Out of the lines below, please list those that hold the string "físico".

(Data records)
○ ○ ○ ○

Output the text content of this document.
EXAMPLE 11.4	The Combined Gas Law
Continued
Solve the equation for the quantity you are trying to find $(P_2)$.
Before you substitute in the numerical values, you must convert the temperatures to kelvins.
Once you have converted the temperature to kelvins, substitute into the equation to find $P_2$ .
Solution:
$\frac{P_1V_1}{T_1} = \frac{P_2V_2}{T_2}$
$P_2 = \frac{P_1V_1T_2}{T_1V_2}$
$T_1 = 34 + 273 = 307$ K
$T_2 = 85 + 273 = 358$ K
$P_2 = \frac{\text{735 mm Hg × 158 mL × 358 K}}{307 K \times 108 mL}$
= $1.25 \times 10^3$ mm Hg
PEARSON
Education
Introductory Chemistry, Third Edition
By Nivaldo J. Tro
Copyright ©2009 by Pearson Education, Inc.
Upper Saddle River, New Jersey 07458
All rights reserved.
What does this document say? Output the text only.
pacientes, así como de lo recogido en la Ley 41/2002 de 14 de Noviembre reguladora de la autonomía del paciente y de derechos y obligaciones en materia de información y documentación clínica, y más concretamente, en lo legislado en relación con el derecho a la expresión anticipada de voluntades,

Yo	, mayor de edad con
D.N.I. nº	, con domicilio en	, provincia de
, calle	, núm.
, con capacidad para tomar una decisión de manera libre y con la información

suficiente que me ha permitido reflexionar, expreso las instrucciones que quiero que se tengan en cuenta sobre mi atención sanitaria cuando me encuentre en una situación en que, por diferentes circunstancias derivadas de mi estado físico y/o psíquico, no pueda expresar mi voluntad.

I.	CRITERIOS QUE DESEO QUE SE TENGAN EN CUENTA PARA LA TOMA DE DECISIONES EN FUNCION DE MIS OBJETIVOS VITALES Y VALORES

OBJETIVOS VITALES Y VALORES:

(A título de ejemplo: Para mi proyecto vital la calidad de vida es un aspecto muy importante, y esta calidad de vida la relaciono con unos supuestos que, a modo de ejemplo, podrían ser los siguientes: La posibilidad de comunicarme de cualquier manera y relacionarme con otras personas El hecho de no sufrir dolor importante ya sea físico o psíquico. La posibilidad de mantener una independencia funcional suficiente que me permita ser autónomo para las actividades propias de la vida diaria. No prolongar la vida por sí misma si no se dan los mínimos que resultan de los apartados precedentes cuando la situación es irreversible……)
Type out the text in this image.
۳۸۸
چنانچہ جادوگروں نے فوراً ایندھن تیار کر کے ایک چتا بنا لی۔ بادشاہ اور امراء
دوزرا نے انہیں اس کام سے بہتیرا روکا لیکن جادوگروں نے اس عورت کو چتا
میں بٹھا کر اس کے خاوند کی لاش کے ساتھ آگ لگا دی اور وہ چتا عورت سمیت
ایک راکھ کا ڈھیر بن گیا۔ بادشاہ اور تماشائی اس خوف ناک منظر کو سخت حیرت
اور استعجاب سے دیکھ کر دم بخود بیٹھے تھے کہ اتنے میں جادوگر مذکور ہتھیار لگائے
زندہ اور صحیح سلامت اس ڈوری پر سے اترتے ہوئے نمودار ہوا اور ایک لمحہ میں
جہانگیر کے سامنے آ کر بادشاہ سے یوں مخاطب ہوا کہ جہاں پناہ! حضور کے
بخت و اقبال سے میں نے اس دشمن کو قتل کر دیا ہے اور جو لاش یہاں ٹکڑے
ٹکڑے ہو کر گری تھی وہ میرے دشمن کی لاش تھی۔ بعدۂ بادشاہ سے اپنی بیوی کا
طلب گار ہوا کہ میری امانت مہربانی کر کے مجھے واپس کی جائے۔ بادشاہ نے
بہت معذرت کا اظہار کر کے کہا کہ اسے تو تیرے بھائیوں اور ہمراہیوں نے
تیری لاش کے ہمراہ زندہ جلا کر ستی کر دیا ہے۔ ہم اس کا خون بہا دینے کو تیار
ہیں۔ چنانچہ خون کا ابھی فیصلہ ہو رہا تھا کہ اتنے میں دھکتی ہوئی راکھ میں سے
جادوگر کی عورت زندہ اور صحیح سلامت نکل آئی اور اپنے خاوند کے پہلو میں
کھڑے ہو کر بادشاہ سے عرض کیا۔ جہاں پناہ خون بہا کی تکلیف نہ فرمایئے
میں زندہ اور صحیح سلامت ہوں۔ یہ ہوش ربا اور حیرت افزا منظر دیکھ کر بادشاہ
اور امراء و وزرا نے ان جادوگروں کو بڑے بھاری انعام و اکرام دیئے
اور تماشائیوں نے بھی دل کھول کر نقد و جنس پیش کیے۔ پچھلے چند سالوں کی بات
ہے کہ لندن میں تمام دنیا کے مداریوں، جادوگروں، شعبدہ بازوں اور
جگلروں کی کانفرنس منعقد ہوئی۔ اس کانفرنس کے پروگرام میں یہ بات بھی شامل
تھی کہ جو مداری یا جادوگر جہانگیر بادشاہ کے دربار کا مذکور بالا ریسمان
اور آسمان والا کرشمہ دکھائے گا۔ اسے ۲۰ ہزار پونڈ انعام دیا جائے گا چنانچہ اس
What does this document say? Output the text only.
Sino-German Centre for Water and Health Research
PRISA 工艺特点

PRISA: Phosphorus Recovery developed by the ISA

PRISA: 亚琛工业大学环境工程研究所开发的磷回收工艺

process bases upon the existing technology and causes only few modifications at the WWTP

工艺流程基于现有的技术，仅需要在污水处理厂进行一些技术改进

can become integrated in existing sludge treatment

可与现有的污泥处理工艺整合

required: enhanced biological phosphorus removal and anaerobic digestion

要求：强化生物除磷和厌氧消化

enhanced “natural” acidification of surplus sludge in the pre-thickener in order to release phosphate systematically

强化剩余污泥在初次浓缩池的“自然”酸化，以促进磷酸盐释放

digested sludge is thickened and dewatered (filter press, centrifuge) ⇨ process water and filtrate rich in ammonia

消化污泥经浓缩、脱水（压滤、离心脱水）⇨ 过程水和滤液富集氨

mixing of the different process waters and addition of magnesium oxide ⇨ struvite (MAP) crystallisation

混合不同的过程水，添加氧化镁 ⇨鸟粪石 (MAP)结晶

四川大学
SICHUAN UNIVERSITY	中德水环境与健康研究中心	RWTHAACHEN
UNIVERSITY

○ ○ ○ ○

**Written response**
suficiente que me ha permitido reflexionar, expreso las instrucciones que quiero que se tengan en cuenta sobre mi atención sanitaria cuando me encuentre en una situación en que, por diferentes circunstancias derivadas de mi estado físico y/o psíquico, no pueda expresar mi voluntad.
(A título de ejemplo: Para mi proyecto vital la calidad de vida es un aspecto muy importante, y esta calidad de vida la relaciono con unos supuestos que, a modo de ejemplo, podrían ser los siguientes: La posibilidad de comunicarme de cualquier manera y relacionarme con otras personas El hecho de no sufrir dolor importante ya sea físico o psíquico. La posibilidad de mantener una independencia funcional suficiente que me permita ser autónomo para las actividades propias de la vida diaria. No prolongar la vida por sí misma si no se dan los mínimos que resultan de los apartados precedentes cuando la situación es irreversible……)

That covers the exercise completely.